Extracts from a graphics dataset
╭──
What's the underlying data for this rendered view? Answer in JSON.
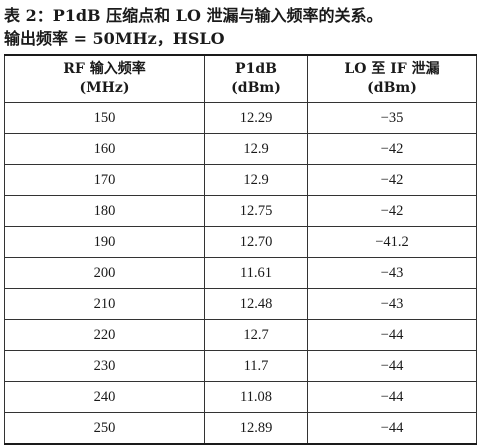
{
  "caption": {
    "line1": "表 2：P1dB 压缩点和 LO 泄漏与输入频率的关系。",
    "line2": "输出频率 = 50MHz，HSLO"
  },
  "table": {
    "headers": [
      {
        "line1": "RF 输入频率",
        "line2": "(MHz)"
      },
      {
        "line1": "P1dB",
        "line2": "(dBm)"
      },
      {
        "line1": "LO 至 IF 泄漏",
        "line2": "(dBm)"
      }
    ],
    "rows": [
      [
        "150",
        "12.29",
        "−35"
      ],
      [
        "160",
        "12.9",
        "−42"
      ],
      [
        "170",
        "12.9",
        "−42"
      ],
      [
        "180",
        "12.75",
        "−42"
      ],
      [
        "190",
        "12.70",
        "−41.2"
      ],
      [
        "200",
        "11.61",
        "−43"
      ],
      [
        "210",
        "12.48",
        "−43"
      ],
      [
        "220",
        "12.7",
        "−44"
      ],
      [
        "230",
        "11.7",
        "−44"
      ],
      [
        "240",
        "11.08",
        "−44"
      ],
      [
        "250",
        "12.89",
        "−44"
      ]
    ]
  }
}
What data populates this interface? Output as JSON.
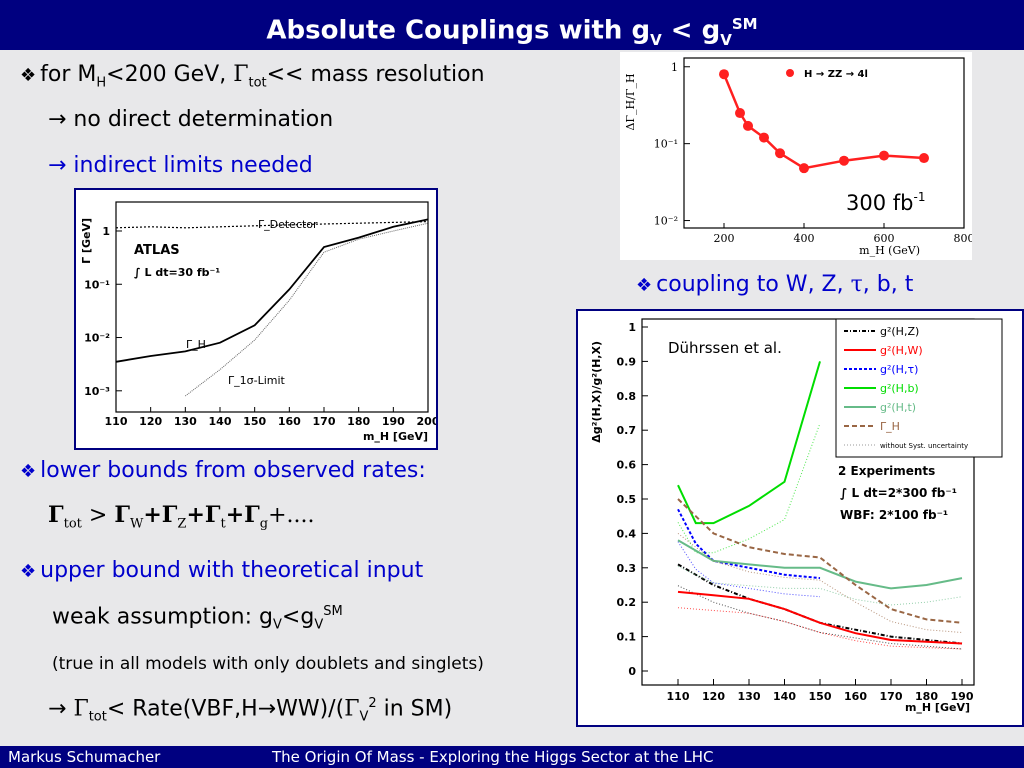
{
  "title": {
    "main": "Absolute Couplings with g",
    "sub1": "V",
    "mid": " < g",
    "sub2": "V",
    "sup": "SM"
  },
  "bullets": {
    "b1": {
      "text": "for M",
      "sub": "H",
      "rest": "<200 GeV, ",
      "gamma": "Γ",
      "gsub": "tot",
      "tail": "<< mass resolution"
    },
    "b1a": "→ no direct determination",
    "b1b": "→ indirect limits needed",
    "b2": "lower bounds from observed rates:",
    "b2a": {
      "g1": "Γ",
      "s1": "tot",
      "t1": " > ",
      "g2": "Γ",
      "s2": "W",
      "g3": "+Γ",
      "s3": "Z",
      "g4": "+Γ",
      "s4": "t",
      "g5": "+Γ",
      "s5": "g",
      "tail": "+...."
    },
    "b3": "upper bound with theoretical input",
    "b3a": {
      "t": "weak assumption: g",
      "s1": "V",
      "m": "<g",
      "s2": "V",
      "sup": "SM"
    },
    "b3b": "(true in all models with only doublets and singlets)",
    "b3c": {
      "arrow": "→ ",
      "g": "Γ",
      "s": "tot",
      "t": "< Rate(VBF,H",
      "a2": "→",
      "t2": "WW)/(",
      "g2": "Γ",
      "s2": "V",
      "sup": "2",
      "t3": " in SM)"
    },
    "b4": {
      "text": "coupling to W, Z, ",
      "tau": "τ",
      "rest": ", b, t"
    }
  },
  "footer": {
    "author": "Markus  Schumacher",
    "talk": "The Origin Of Mass - Exploring the Higgs Sector at the LHC"
  },
  "chart_data": [
    {
      "type": "line",
      "ylabel": "Γ [GeV]",
      "xlabel": "m_H [GeV]",
      "x_ticks": [
        "110",
        "120",
        "130",
        "140",
        "150",
        "160",
        "170",
        "180",
        "190",
        "200"
      ],
      "y_ticks": [
        "1",
        "10⁻¹",
        "10⁻²",
        "10⁻³"
      ],
      "log_y": true,
      "annotations": [
        "ATLAS",
        "∫ L dt=30 fb⁻¹",
        "Γ_Detector",
        "Γ_H",
        "Γ_1σ-Limit"
      ],
      "series": [
        {
          "name": "Γ_Detector",
          "x": [
            110,
            120,
            130,
            140,
            150,
            160,
            170,
            180,
            190,
            200
          ],
          "y": [
            1.15,
            1.2,
            1.15,
            1.2,
            1.25,
            1.3,
            1.35,
            1.4,
            1.45,
            1.5
          ]
        },
        {
          "name": "Γ_H",
          "x": [
            110,
            120,
            130,
            140,
            150,
            160,
            170,
            180,
            190,
            200
          ],
          "y": [
            0.0035,
            0.0045,
            0.0055,
            0.008,
            0.017,
            0.08,
            0.5,
            0.75,
            1.2,
            1.65
          ]
        },
        {
          "name": "Γ_1σ-Limit",
          "x": [
            130,
            140,
            150,
            160,
            170,
            180,
            190,
            200
          ],
          "y": [
            0.0008,
            0.0025,
            0.009,
            0.05,
            0.4,
            0.7,
            1.0,
            1.4
          ]
        }
      ]
    },
    {
      "type": "line",
      "ylabel": "ΔΓ_H/Γ_H",
      "xlabel": "m_H (GeV)",
      "x_ticks": [
        "200",
        "400",
        "600",
        "800"
      ],
      "y_ticks": [
        "1",
        "10⁻¹",
        "10⁻²"
      ],
      "log_y": true,
      "legend": "H → ZZ → 4l",
      "annotation": "300 fb⁻¹",
      "series": [
        {
          "name": "H → ZZ → 4l",
          "x": [
            200,
            240,
            260,
            300,
            340,
            400,
            500,
            600,
            700
          ],
          "y": [
            0.8,
            0.25,
            0.17,
            0.12,
            0.075,
            0.048,
            0.06,
            0.07,
            0.065
          ]
        }
      ]
    },
    {
      "type": "line",
      "ylabel": "Δg²(H,X)/g²(H,X)",
      "xlabel": "m_H [GeV]",
      "x_ticks": [
        "110",
        "120",
        "130",
        "140",
        "150",
        "160",
        "170",
        "180",
        "190"
      ],
      "y_ticks": [
        "0",
        "0.1",
        "0.2",
        "0.3",
        "0.4",
        "0.5",
        "0.6",
        "0.7",
        "0.8",
        "0.9",
        "1"
      ],
      "ylim": [
        0,
        1
      ],
      "annotations": [
        "Dührssen et al.",
        "2 Experiments",
        "∫ L dt=2*300 fb⁻¹",
        "WBF: 2*100 fb⁻¹"
      ],
      "legend_extra": "without Syst. uncertainty",
      "series": [
        {
          "name": "g²(H,Z)",
          "color": "#000000",
          "x": [
            110,
            120,
            130,
            140,
            150,
            160,
            170,
            180,
            190
          ],
          "y": [
            0.31,
            0.25,
            0.21,
            0.18,
            0.14,
            0.12,
            0.1,
            0.09,
            0.08
          ]
        },
        {
          "name": "g²(H,W)",
          "color": "#ff0000",
          "x": [
            110,
            120,
            130,
            140,
            150,
            160,
            170,
            180,
            190
          ],
          "y": [
            0.23,
            0.22,
            0.21,
            0.18,
            0.14,
            0.11,
            0.09,
            0.085,
            0.08
          ]
        },
        {
          "name": "g²(H,τ)",
          "color": "#0000ff",
          "x": [
            110,
            115,
            120,
            130,
            140,
            150
          ],
          "y": [
            0.47,
            0.37,
            0.32,
            0.3,
            0.28,
            0.27
          ]
        },
        {
          "name": "g²(H,b)",
          "color": "#00dd00",
          "x": [
            110,
            115,
            120,
            130,
            140,
            150
          ],
          "y": [
            0.54,
            0.43,
            0.43,
            0.48,
            0.55,
            0.9
          ]
        },
        {
          "name": "g²(H,t)",
          "color": "#66bb88",
          "x": [
            110,
            120,
            130,
            140,
            150,
            160,
            170,
            180,
            190
          ],
          "y": [
            0.38,
            0.32,
            0.31,
            0.3,
            0.3,
            0.26,
            0.24,
            0.25,
            0.27
          ]
        },
        {
          "name": "Γ_H",
          "color": "#996644",
          "x": [
            110,
            120,
            130,
            140,
            150,
            160,
            170,
            180,
            190
          ],
          "y": [
            0.5,
            0.4,
            0.36,
            0.34,
            0.33,
            0.25,
            0.18,
            0.15,
            0.14
          ]
        }
      ]
    }
  ]
}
╰──
§ WHAT IS BEING ASKED: Your task is to repeat the material above exactly, without its pictures.

§ PROBLEM SOLUTION:
What's the underlying data for this rendered view? Answer in JSON.
{
  "caption": {
    "line1": "表 2：P1dB 压缩点和 LO 泄漏与输入频率的关系。",
    "line2": "输出频率 = 50MHz，HSLO"
  },
  "table": {
    "headers": [
      {
        "line1": "RF 输入频率",
        "line2": "(MHz)"
      },
      {
        "line1": "P1dB",
        "line2": "(dBm)"
      },
      {
        "line1": "LO 至 IF 泄漏",
        "line2": "(dBm)"
      }
    ],
    "rows": [
      [
        "150",
        "12.29",
        "−35"
      ],
      [
        "160",
        "12.9",
        "−42"
      ],
      [
        "170",
        "12.9",
        "−42"
      ],
      [
        "180",
        "12.75",
        "−42"
      ],
      [
        "190",
        "12.70",
        "−41.2"
      ],
      [
        "200",
        "11.61",
        "−43"
      ],
      [
        "210",
        "12.48",
        "−43"
      ],
      [
        "220",
        "12.7",
        "−44"
      ],
      [
        "230",
        "11.7",
        "−44"
      ],
      [
        "240",
        "11.08",
        "−44"
      ],
      [
        "250",
        "12.89",
        "−44"
      ]
    ]
  }
}
What data populates this interface? Output as JSON.
{
  "title": {
    "main": "Absolute Couplings with g",
    "sub1": "V",
    "mid": " < g",
    "sub2": "V",
    "sup": "SM"
  },
  "bullets": {
    "b1": {
      "text": "for M",
      "sub": "H",
      "rest": "<200 GeV, ",
      "gamma": "Γ",
      "gsub": "tot",
      "tail": "<< mass resolution"
    },
    "b1a": "→ no direct determination",
    "b1b": "→ indirect limits needed",
    "b2": "lower bounds from observed rates:",
    "b2a": {
      "g1": "Γ",
      "s1": "tot",
      "t1": " > ",
      "g2": "Γ",
      "s2": "W",
      "g3": "+Γ",
      "s3": "Z",
      "g4": "+Γ",
      "s4": "t",
      "g5": "+Γ",
      "s5": "g",
      "tail": "+...."
    },
    "b3": "upper bound with theoretical input",
    "b3a": {
      "t": "weak assumption: g",
      "s1": "V",
      "m": "<g",
      "s2": "V",
      "sup": "SM"
    },
    "b3b": "(true in all models with only doublets and singlets)",
    "b3c": {
      "arrow": "→ ",
      "g": "Γ",
      "s": "tot",
      "t": "< Rate(VBF,H",
      "a2": "→",
      "t2": "WW)/(",
      "g2": "Γ",
      "s2": "V",
      "sup": "2",
      "t3": " in SM)"
    },
    "b4": {
      "text": "coupling to W, Z, ",
      "tau": "τ",
      "rest": ", b, t"
    }
  },
  "footer": {
    "author": "Markus  Schumacher",
    "talk": "The Origin Of Mass - Exploring the Higgs Sector at the LHC"
  },
  "chart_data": [
    {
      "type": "line",
      "ylabel": "Γ [GeV]",
      "xlabel": "m_H [GeV]",
      "x_ticks": [
        "110",
        "120",
        "130",
        "140",
        "150",
        "160",
        "170",
        "180",
        "190",
        "200"
      ],
      "y_ticks": [
        "1",
        "10⁻¹",
        "10⁻²",
        "10⁻³"
      ],
      "log_y": true,
      "annotations": [
        "ATLAS",
        "∫ L dt=30 fb⁻¹",
        "Γ_Detector",
        "Γ_H",
        "Γ_1σ-Limit"
      ],
      "series": [
        {
          "name": "Γ_Detector",
          "x": [
            110,
            120,
            130,
            140,
            150,
            160,
            170,
            180,
            190,
            200
          ],
          "y": [
            1.15,
            1.2,
            1.15,
            1.2,
            1.25,
            1.3,
            1.35,
            1.4,
            1.45,
            1.5
          ]
        },
        {
          "name": "Γ_H",
          "x": [
            110,
            120,
            130,
            140,
            150,
            160,
            170,
            180,
            190,
            200
          ],
          "y": [
            0.0035,
            0.0045,
            0.0055,
            0.008,
            0.017,
            0.08,
            0.5,
            0.75,
            1.2,
            1.65
          ]
        },
        {
          "name": "Γ_1σ-Limit",
          "x": [
            130,
            140,
            150,
            160,
            170,
            180,
            190,
            200
          ],
          "y": [
            0.0008,
            0.0025,
            0.009,
            0.05,
            0.4,
            0.7,
            1.0,
            1.4
          ]
        }
      ]
    },
    {
      "type": "line",
      "ylabel": "ΔΓ_H/Γ_H",
      "xlabel": "m_H (GeV)",
      "x_ticks": [
        "200",
        "400",
        "600",
        "800"
      ],
      "y_ticks": [
        "1",
        "10⁻¹",
        "10⁻²"
      ],
      "log_y": true,
      "legend": "H → ZZ → 4l",
      "annotation": "300 fb⁻¹",
      "series": [
        {
          "name": "H → ZZ → 4l",
          "x": [
            200,
            240,
            260,
            300,
            340,
            400,
            500,
            600,
            700
          ],
          "y": [
            0.8,
            0.25,
            0.17,
            0.12,
            0.075,
            0.048,
            0.06,
            0.07,
            0.065
          ]
        }
      ]
    },
    {
      "type": "line",
      "ylabel": "Δg²(H,X)/g²(H,X)",
      "xlabel": "m_H [GeV]",
      "x_ticks": [
        "110",
        "120",
        "130",
        "140",
        "150",
        "160",
        "170",
        "180",
        "190"
      ],
      "y_ticks": [
        "0",
        "0.1",
        "0.2",
        "0.3",
        "0.4",
        "0.5",
        "0.6",
        "0.7",
        "0.8",
        "0.9",
        "1"
      ],
      "ylim": [
        0,
        1
      ],
      "annotations": [
        "Dührssen et al.",
        "2 Experiments",
        "∫ L dt=2*300 fb⁻¹",
        "WBF: 2*100 fb⁻¹"
      ],
      "legend_extra": "without Syst. uncertainty",
      "series": [
        {
          "name": "g²(H,Z)",
          "color": "#000000",
          "x": [
            110,
            120,
            130,
            140,
            150,
            160,
            170,
            180,
            190
          ],
          "y": [
            0.31,
            0.25,
            0.21,
            0.18,
            0.14,
            0.12,
            0.1,
            0.09,
            0.08
          ]
        },
        {
          "name": "g²(H,W)",
          "color": "#ff0000",
          "x": [
            110,
            120,
            130,
            140,
            150,
            160,
            170,
            180,
            190
          ],
          "y": [
            0.23,
            0.22,
            0.21,
            0.18,
            0.14,
            0.11,
            0.09,
            0.085,
            0.08
          ]
        },
        {
          "name": "g²(H,τ)",
          "color": "#0000ff",
          "x": [
            110,
            115,
            120,
            130,
            140,
            150
          ],
          "y": [
            0.47,
            0.37,
            0.32,
            0.3,
            0.28,
            0.27
          ]
        },
        {
          "name": "g²(H,b)",
          "color": "#00dd00",
          "x": [
            110,
            115,
            120,
            130,
            140,
            150
          ],
          "y": [
            0.54,
            0.43,
            0.43,
            0.48,
            0.55,
            0.9
          ]
        },
        {
          "name": "g²(H,t)",
          "color": "#66bb88",
          "x": [
            110,
            120,
            130,
            140,
            150,
            160,
            170,
            180,
            190
          ],
          "y": [
            0.38,
            0.32,
            0.31,
            0.3,
            0.3,
            0.26,
            0.24,
            0.25,
            0.27
          ]
        },
        {
          "name": "Γ_H",
          "color": "#996644",
          "x": [
            110,
            120,
            130,
            140,
            150,
            160,
            170,
            180,
            190
          ],
          "y": [
            0.5,
            0.4,
            0.36,
            0.34,
            0.33,
            0.25,
            0.18,
            0.15,
            0.14
          ]
        }
      ]
    }
  ]
}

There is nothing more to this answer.